* **Task directions**
From the entries below, gather each line containing the word "packages".

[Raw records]
*****
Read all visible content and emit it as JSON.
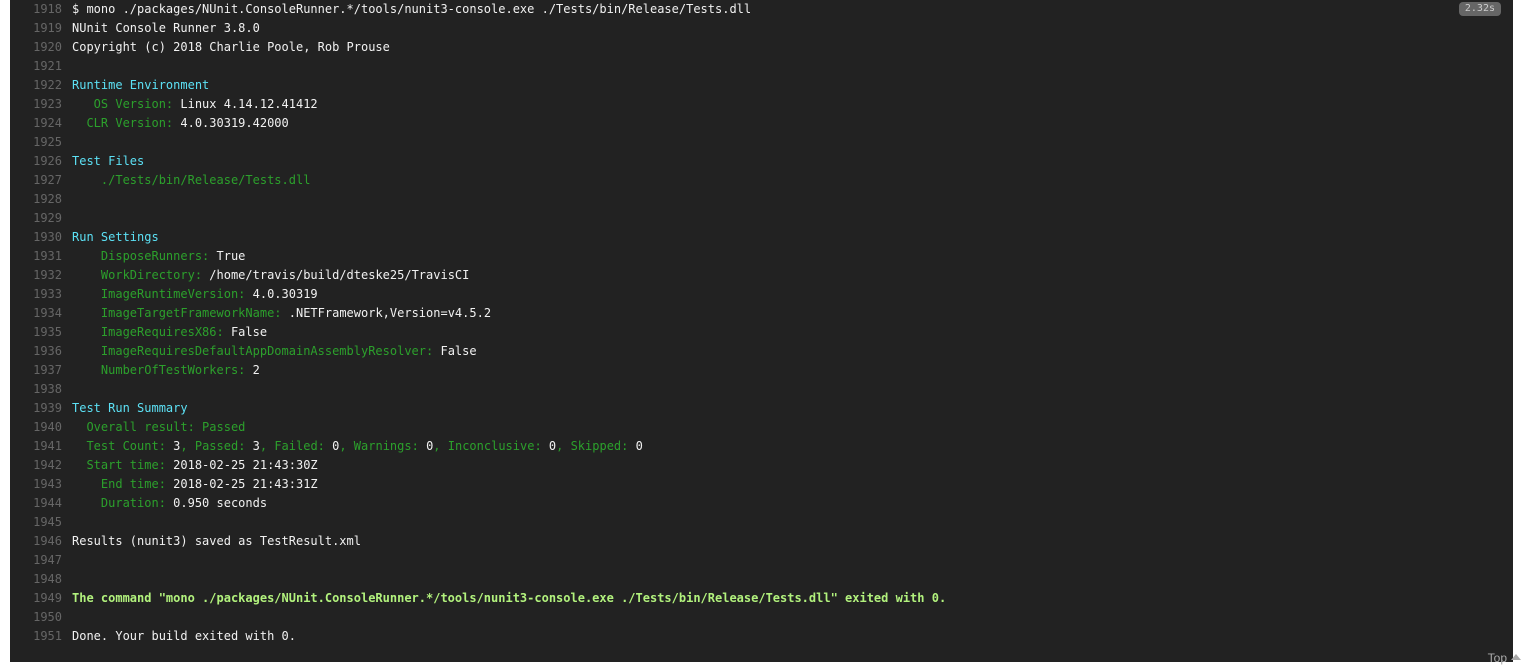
{
  "duration_badge": "2.32s",
  "top_link_label": "Top",
  "lines": [
    {
      "n": "1918",
      "segs": [
        {
          "t": "$ mono ./packages/NUnit.ConsoleRunner.*/tools/nunit3-console.exe ./Tests/bin/Release/Tests.dll",
          "c": "white"
        }
      ]
    },
    {
      "n": "1919",
      "segs": [
        {
          "t": "NUnit Console Runner 3.8.0",
          "c": "white"
        }
      ]
    },
    {
      "n": "1920",
      "segs": [
        {
          "t": "Copyright (c) 2018 Charlie Poole, Rob Prouse",
          "c": "white"
        }
      ]
    },
    {
      "n": "1921",
      "segs": []
    },
    {
      "n": "1922",
      "segs": [
        {
          "t": "Runtime Environment",
          "c": "cyan"
        }
      ]
    },
    {
      "n": "1923",
      "segs": [
        {
          "t": "   OS Version: ",
          "c": "green"
        },
        {
          "t": "Linux 4.14.12.41412",
          "c": "white"
        }
      ]
    },
    {
      "n": "1924",
      "segs": [
        {
          "t": "  CLR Version: ",
          "c": "green"
        },
        {
          "t": "4.0.30319.42000",
          "c": "white"
        }
      ]
    },
    {
      "n": "1925",
      "segs": []
    },
    {
      "n": "1926",
      "segs": [
        {
          "t": "Test Files",
          "c": "cyan"
        }
      ]
    },
    {
      "n": "1927",
      "segs": [
        {
          "t": "    ./Tests/bin/Release/Tests.dll",
          "c": "green"
        }
      ]
    },
    {
      "n": "1928",
      "segs": []
    },
    {
      "n": "1929",
      "segs": []
    },
    {
      "n": "1930",
      "segs": [
        {
          "t": "Run Settings",
          "c": "cyan"
        }
      ]
    },
    {
      "n": "1931",
      "segs": [
        {
          "t": "    DisposeRunners: ",
          "c": "green"
        },
        {
          "t": "True",
          "c": "white"
        }
      ]
    },
    {
      "n": "1932",
      "segs": [
        {
          "t": "    WorkDirectory: ",
          "c": "green"
        },
        {
          "t": "/home/travis/build/dteske25/TravisCI",
          "c": "white"
        }
      ]
    },
    {
      "n": "1933",
      "segs": [
        {
          "t": "    ImageRuntimeVersion: ",
          "c": "green"
        },
        {
          "t": "4.0.30319",
          "c": "white"
        }
      ]
    },
    {
      "n": "1934",
      "segs": [
        {
          "t": "    ImageTargetFrameworkName: ",
          "c": "green"
        },
        {
          "t": ".NETFramework,Version=v4.5.2",
          "c": "white"
        }
      ]
    },
    {
      "n": "1935",
      "segs": [
        {
          "t": "    ImageRequiresX86: ",
          "c": "green"
        },
        {
          "t": "False",
          "c": "white"
        }
      ]
    },
    {
      "n": "1936",
      "segs": [
        {
          "t": "    ImageRequiresDefaultAppDomainAssemblyResolver: ",
          "c": "green"
        },
        {
          "t": "False",
          "c": "white"
        }
      ]
    },
    {
      "n": "1937",
      "segs": [
        {
          "t": "    NumberOfTestWorkers: ",
          "c": "green"
        },
        {
          "t": "2",
          "c": "white"
        }
      ]
    },
    {
      "n": "1938",
      "segs": []
    },
    {
      "n": "1939",
      "segs": [
        {
          "t": "Test Run Summary",
          "c": "cyan"
        }
      ]
    },
    {
      "n": "1940",
      "segs": [
        {
          "t": "  Overall result: Passed",
          "c": "green"
        }
      ]
    },
    {
      "n": "1941",
      "segs": [
        {
          "t": "  Test Count: ",
          "c": "green"
        },
        {
          "t": "3",
          "c": "white"
        },
        {
          "t": ", Passed: ",
          "c": "green"
        },
        {
          "t": "3",
          "c": "white"
        },
        {
          "t": ", Failed: ",
          "c": "green"
        },
        {
          "t": "0",
          "c": "white"
        },
        {
          "t": ", Warnings: ",
          "c": "green"
        },
        {
          "t": "0",
          "c": "white"
        },
        {
          "t": ", Inconclusive: ",
          "c": "green"
        },
        {
          "t": "0",
          "c": "white"
        },
        {
          "t": ", Skipped: ",
          "c": "green"
        },
        {
          "t": "0",
          "c": "white"
        }
      ]
    },
    {
      "n": "1942",
      "segs": [
        {
          "t": "  Start time: ",
          "c": "green"
        },
        {
          "t": "2018-02-25 21:43:30Z",
          "c": "white"
        }
      ]
    },
    {
      "n": "1943",
      "segs": [
        {
          "t": "    End time: ",
          "c": "green"
        },
        {
          "t": "2018-02-25 21:43:31Z",
          "c": "white"
        }
      ]
    },
    {
      "n": "1944",
      "segs": [
        {
          "t": "    Duration: ",
          "c": "green"
        },
        {
          "t": "0.950 seconds",
          "c": "white"
        }
      ]
    },
    {
      "n": "1945",
      "segs": []
    },
    {
      "n": "1946",
      "segs": [
        {
          "t": "Results (nunit3) saved as TestResult.xml",
          "c": "white"
        }
      ]
    },
    {
      "n": "1947",
      "segs": []
    },
    {
      "n": "1948",
      "segs": []
    },
    {
      "n": "1949",
      "segs": [
        {
          "t": "The command \"mono ./packages/NUnit.ConsoleRunner.*/tools/nunit3-console.exe ./Tests/bin/Release/Tests.dll\" exited with 0.",
          "c": "lime"
        }
      ]
    },
    {
      "n": "1950",
      "segs": []
    },
    {
      "n": "1951",
      "segs": [
        {
          "t": "Done. Your build exited with 0.",
          "c": "white"
        }
      ]
    }
  ]
}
*****
* **Worked solution**
          "t": "$ mono ./packages/NUnit.ConsoleRunner.*/tools/nunit3-console.exe ./Tests/bin/Release/Tests.dll",
          "t": "The command \"mono ./packages/NUnit.ConsoleRunner.*/tools/nunit3-console.exe ./Tests/bin/Release/Tests.dll\" exited with 0.",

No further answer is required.